#### [TASK BRIEF]
Please return every line in the following data that includes the string "financial".

#### [DATASET RECORDS]
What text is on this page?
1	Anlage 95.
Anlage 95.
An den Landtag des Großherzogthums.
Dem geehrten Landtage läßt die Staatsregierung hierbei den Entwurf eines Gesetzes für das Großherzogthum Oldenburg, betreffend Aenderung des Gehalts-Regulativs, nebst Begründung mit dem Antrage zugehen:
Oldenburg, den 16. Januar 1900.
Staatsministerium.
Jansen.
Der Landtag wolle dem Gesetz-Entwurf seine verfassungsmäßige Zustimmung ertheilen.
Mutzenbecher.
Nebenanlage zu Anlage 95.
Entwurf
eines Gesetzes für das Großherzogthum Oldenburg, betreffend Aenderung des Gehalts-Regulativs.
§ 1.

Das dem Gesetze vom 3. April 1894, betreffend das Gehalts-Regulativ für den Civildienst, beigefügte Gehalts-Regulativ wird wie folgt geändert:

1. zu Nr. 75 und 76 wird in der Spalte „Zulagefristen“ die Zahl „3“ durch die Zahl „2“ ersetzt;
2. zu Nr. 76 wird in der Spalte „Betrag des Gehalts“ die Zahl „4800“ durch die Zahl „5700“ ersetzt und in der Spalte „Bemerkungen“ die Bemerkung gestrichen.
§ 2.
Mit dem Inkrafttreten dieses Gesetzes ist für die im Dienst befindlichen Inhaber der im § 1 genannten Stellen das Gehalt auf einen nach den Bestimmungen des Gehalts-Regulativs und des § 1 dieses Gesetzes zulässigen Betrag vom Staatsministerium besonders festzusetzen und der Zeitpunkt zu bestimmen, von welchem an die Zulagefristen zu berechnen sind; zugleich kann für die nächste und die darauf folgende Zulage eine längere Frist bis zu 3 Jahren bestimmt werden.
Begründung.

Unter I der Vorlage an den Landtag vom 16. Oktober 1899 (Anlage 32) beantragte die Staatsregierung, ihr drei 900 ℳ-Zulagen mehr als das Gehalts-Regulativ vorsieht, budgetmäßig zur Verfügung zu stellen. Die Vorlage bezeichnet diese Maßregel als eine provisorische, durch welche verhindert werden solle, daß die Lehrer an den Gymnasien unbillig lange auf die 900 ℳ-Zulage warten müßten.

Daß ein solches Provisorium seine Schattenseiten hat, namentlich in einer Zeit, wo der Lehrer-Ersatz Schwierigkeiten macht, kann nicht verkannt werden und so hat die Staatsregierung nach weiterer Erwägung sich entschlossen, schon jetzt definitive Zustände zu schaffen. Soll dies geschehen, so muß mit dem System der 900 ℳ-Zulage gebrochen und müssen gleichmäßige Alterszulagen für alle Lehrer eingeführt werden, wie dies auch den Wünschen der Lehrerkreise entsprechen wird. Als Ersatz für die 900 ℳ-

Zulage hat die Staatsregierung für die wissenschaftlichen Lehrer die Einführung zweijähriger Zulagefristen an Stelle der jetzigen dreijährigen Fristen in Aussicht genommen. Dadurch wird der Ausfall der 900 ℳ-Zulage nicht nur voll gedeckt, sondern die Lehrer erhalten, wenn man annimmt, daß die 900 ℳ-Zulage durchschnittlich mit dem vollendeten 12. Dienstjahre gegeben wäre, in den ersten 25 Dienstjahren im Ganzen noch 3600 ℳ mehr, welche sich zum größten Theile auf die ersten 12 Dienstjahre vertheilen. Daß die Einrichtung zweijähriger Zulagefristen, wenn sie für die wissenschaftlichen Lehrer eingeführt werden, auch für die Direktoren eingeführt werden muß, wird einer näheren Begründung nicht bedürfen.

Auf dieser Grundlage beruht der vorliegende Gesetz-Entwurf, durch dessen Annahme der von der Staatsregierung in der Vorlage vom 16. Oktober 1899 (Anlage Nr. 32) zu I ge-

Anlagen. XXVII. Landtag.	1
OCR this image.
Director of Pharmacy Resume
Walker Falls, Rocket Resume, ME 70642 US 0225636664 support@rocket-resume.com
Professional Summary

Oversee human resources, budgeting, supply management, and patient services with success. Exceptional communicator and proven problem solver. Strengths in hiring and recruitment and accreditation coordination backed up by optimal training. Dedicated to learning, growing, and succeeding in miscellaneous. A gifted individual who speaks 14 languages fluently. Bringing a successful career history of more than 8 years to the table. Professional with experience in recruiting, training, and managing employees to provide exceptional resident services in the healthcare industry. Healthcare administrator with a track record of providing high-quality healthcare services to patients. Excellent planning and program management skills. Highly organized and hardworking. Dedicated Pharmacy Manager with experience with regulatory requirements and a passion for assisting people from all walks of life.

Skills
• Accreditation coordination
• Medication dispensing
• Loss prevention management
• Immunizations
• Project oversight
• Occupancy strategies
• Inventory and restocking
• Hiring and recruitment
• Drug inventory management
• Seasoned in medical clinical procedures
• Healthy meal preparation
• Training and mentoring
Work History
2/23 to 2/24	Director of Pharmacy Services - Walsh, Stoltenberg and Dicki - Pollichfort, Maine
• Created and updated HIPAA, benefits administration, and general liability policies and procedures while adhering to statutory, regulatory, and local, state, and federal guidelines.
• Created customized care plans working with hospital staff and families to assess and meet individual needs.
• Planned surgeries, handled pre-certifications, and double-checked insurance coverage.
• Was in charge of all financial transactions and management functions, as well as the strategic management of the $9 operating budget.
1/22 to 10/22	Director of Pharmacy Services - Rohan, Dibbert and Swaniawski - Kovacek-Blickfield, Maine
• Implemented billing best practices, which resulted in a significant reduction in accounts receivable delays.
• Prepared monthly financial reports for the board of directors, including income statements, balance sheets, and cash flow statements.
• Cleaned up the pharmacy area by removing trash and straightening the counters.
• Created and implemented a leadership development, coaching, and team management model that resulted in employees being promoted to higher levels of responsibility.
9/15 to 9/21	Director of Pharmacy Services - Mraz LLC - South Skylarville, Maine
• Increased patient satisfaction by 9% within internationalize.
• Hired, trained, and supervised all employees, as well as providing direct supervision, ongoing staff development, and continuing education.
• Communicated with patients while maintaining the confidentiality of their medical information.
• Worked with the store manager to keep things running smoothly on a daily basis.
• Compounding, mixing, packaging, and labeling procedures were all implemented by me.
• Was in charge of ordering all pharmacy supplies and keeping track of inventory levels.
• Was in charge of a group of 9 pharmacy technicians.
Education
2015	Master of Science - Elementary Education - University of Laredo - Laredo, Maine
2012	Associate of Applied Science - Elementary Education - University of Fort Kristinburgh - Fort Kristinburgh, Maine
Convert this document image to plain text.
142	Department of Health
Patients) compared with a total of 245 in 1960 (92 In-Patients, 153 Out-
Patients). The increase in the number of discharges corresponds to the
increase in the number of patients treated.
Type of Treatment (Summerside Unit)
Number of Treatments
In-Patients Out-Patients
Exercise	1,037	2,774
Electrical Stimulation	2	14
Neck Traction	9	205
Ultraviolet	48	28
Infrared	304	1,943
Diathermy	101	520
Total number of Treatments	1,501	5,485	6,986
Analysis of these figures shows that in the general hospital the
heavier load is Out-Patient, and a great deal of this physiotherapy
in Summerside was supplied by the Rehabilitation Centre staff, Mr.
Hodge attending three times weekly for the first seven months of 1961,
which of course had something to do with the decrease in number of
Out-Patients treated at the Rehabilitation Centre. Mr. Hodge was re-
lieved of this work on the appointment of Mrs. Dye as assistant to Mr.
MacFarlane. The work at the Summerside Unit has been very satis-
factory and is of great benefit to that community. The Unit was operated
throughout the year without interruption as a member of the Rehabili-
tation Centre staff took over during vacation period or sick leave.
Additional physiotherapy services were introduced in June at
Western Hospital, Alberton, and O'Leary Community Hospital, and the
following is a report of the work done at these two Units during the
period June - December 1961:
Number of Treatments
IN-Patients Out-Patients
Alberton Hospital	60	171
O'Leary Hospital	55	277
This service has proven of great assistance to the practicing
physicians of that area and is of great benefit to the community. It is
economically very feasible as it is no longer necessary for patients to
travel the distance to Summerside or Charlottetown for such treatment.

#### [SOLUTION TO THE EXERCISE]
• Was in charge of all financial transactions and management functions, as well as the strategic management of the $9 operating budget.
• Prepared monthly financial reports for the board of directors, including income statements, balance sheets, and cash flow statements.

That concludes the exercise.